Bounding box entries:
<<<<
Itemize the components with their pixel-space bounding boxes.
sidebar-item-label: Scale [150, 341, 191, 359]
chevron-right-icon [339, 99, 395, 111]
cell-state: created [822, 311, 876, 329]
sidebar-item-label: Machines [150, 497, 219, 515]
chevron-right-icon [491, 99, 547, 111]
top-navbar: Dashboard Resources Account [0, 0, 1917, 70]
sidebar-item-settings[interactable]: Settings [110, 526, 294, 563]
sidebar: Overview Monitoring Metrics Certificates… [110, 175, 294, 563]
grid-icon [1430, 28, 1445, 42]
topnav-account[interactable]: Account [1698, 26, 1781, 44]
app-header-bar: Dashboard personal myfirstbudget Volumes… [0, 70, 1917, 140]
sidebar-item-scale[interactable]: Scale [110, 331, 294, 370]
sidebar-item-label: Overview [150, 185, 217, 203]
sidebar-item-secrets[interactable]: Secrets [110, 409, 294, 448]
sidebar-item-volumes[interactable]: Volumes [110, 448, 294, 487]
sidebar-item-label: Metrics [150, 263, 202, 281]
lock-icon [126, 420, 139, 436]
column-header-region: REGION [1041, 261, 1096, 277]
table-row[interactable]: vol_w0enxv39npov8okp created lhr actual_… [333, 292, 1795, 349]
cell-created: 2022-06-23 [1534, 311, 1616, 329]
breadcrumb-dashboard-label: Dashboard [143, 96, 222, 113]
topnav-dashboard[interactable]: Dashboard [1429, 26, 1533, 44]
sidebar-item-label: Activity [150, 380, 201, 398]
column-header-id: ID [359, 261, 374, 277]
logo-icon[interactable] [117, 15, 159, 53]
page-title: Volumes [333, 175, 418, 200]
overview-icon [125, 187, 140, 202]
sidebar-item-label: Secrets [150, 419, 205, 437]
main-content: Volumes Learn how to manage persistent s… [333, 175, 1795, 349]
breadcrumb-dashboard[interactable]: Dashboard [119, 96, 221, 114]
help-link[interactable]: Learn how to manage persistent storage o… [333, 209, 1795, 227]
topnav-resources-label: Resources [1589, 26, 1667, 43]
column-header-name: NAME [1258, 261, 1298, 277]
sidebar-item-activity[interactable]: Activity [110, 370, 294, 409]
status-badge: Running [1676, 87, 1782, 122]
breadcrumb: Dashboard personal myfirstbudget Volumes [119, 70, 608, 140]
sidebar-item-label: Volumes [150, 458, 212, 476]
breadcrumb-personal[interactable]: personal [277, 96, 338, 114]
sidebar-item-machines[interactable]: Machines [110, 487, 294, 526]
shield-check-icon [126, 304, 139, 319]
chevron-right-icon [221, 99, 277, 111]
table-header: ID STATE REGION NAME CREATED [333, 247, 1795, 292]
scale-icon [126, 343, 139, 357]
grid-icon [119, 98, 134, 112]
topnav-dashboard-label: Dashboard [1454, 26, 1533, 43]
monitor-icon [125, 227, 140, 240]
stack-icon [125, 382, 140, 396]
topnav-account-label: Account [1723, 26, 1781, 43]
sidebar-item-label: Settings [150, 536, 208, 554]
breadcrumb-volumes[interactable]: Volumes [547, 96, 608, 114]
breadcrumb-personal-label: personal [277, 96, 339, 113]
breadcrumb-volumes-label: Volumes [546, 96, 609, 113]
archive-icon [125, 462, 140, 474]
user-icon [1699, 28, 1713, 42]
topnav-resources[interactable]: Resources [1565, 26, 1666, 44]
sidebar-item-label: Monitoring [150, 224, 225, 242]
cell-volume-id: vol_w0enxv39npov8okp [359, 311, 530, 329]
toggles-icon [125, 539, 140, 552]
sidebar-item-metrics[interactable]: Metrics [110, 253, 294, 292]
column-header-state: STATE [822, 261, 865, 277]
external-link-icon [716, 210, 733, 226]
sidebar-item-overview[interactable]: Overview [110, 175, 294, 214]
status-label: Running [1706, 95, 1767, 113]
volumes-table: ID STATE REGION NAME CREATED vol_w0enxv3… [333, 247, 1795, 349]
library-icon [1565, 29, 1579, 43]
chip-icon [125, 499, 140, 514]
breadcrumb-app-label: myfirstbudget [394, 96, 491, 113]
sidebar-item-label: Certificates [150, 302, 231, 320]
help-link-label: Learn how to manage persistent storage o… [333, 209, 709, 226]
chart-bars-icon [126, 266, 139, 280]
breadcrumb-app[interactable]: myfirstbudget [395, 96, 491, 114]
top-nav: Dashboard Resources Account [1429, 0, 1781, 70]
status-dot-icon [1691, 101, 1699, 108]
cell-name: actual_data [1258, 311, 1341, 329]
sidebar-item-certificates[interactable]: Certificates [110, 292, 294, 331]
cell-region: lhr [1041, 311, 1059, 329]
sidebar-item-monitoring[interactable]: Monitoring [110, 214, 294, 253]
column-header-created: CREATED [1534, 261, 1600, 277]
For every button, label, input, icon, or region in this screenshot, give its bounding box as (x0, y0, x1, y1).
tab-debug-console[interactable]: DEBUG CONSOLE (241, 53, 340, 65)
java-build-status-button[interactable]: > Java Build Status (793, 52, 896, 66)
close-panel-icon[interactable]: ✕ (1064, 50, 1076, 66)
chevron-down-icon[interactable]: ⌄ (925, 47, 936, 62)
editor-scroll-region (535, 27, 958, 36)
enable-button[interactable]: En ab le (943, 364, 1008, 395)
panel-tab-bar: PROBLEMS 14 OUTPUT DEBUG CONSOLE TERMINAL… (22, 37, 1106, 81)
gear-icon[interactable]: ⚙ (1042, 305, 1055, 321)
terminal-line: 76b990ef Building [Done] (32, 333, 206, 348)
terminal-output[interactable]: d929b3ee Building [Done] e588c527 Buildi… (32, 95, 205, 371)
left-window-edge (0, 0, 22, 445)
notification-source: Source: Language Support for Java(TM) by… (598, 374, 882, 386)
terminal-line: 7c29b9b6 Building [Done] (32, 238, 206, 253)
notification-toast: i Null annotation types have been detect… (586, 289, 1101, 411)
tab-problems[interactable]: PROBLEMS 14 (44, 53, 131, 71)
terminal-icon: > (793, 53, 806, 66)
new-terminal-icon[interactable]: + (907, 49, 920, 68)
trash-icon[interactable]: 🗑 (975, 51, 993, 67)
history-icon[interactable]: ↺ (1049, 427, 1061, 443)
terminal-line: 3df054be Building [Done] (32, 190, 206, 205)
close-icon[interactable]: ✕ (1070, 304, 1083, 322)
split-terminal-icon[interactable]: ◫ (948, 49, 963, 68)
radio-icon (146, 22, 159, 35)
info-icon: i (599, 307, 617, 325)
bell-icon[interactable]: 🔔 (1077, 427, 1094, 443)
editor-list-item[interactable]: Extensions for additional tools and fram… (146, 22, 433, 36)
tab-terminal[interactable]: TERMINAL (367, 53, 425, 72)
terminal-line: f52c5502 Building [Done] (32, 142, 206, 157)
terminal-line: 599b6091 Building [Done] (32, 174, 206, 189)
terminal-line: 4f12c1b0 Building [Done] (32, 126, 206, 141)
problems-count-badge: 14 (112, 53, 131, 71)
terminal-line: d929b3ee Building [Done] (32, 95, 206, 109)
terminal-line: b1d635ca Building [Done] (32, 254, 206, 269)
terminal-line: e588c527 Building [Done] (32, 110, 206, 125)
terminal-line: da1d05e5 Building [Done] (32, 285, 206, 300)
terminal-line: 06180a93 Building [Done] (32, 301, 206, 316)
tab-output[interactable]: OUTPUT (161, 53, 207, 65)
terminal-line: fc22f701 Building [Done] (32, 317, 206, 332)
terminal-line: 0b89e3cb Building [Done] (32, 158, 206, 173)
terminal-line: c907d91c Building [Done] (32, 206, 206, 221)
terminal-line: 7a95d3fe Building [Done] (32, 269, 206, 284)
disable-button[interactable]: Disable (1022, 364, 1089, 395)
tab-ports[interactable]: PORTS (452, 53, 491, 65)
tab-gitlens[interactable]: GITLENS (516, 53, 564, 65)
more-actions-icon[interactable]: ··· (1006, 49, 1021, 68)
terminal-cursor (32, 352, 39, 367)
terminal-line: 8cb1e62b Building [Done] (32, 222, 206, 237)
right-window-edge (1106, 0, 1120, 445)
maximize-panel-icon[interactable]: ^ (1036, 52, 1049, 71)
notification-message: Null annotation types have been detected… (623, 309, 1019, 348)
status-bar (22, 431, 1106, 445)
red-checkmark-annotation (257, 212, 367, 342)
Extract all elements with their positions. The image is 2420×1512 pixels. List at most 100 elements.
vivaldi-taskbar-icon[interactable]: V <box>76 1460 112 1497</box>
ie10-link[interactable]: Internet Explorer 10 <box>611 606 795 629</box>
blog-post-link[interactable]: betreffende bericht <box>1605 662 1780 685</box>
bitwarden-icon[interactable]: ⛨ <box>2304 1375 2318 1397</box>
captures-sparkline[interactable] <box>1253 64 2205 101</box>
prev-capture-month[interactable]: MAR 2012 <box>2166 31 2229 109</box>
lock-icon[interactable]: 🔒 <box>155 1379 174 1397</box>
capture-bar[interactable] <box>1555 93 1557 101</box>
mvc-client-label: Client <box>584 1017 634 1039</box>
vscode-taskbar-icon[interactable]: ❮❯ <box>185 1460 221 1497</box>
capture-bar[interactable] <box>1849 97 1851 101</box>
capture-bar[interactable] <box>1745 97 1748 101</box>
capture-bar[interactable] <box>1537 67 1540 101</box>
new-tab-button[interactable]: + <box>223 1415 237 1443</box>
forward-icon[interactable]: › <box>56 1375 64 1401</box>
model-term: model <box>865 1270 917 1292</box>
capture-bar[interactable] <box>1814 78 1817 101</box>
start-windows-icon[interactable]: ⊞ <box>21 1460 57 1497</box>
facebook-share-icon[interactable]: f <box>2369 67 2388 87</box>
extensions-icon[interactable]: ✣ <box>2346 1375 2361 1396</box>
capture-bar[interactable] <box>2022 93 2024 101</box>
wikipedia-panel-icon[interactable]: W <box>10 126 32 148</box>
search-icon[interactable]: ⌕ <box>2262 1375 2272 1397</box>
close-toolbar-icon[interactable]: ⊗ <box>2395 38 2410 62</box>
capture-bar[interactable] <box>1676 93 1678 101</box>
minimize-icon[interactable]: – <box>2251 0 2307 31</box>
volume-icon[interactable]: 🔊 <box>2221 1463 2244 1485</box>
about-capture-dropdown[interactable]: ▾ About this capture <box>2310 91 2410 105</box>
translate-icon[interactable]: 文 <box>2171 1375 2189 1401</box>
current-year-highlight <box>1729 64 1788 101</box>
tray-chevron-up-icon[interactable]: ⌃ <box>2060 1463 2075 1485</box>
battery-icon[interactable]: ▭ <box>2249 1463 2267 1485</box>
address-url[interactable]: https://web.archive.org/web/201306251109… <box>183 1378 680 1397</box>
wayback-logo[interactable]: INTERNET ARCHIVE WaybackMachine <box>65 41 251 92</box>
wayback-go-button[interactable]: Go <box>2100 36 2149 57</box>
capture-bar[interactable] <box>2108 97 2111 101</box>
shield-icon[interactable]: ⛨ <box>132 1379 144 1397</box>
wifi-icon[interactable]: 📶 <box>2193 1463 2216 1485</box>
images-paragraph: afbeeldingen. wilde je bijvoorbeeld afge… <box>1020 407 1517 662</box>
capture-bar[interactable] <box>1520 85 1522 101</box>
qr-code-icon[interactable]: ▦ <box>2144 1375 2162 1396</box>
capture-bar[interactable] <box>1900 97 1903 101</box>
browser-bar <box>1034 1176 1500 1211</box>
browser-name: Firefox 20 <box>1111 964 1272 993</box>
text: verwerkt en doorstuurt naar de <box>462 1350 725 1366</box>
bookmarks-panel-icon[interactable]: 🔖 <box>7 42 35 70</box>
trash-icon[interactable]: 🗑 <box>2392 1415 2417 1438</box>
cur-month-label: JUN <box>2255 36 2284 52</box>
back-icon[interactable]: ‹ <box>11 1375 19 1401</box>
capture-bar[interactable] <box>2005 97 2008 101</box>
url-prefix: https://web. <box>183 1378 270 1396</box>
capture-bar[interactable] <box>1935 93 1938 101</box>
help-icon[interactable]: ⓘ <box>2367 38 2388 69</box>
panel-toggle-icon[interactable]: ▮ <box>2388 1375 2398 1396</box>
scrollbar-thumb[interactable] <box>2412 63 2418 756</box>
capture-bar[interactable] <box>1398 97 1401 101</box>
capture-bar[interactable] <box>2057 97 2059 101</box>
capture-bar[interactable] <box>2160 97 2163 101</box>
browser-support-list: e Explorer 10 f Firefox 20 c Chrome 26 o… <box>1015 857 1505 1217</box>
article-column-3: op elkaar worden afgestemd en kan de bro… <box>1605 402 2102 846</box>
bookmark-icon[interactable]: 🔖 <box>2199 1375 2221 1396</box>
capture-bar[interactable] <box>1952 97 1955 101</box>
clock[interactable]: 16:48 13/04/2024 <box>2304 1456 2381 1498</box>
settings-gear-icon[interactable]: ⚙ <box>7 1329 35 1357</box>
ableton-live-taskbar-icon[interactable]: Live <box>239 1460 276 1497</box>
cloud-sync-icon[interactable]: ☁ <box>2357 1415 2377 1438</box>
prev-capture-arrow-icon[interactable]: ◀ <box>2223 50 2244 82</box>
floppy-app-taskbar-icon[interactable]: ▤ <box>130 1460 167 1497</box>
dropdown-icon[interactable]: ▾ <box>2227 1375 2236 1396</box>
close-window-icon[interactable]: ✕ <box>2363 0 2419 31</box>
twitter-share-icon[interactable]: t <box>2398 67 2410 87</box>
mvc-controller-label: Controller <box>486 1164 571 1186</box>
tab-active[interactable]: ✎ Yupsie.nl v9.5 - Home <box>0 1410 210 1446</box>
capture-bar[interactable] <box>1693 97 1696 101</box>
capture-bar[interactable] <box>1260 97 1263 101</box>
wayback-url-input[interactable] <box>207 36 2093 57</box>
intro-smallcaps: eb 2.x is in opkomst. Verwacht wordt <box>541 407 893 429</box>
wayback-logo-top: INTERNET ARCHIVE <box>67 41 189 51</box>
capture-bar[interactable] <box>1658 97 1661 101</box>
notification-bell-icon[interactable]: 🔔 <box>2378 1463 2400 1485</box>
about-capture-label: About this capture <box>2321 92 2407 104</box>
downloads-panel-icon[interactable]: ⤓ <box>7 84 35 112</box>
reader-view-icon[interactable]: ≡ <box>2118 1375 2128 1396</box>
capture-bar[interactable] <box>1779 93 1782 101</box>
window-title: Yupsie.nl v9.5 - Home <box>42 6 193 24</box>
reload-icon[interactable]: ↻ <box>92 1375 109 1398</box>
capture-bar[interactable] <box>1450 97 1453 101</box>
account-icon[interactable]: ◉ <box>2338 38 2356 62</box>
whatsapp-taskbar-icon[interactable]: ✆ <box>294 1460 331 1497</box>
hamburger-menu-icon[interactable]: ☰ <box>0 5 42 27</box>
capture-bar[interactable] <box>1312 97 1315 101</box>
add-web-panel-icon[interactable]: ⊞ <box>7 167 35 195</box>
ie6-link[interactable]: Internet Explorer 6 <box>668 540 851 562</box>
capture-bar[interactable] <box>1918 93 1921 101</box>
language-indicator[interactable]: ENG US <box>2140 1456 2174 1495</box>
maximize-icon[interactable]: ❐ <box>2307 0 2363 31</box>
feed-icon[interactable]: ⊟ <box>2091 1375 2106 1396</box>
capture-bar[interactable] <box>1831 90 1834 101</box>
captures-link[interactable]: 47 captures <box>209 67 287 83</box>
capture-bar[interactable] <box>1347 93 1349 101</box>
>>>>
Reproduce the records from their first line through the line containing "chevron-right-icon [491, 99, 547, 111]", including both of those lines.

Itemize the components with their pixel-space bounding boxes.
sidebar-item-label: Scale [150, 341, 191, 359]
chevron-right-icon [339, 99, 395, 111]
cell-state: created [822, 311, 876, 329]
sidebar-item-label: Machines [150, 497, 219, 515]
chevron-right-icon [491, 99, 547, 111]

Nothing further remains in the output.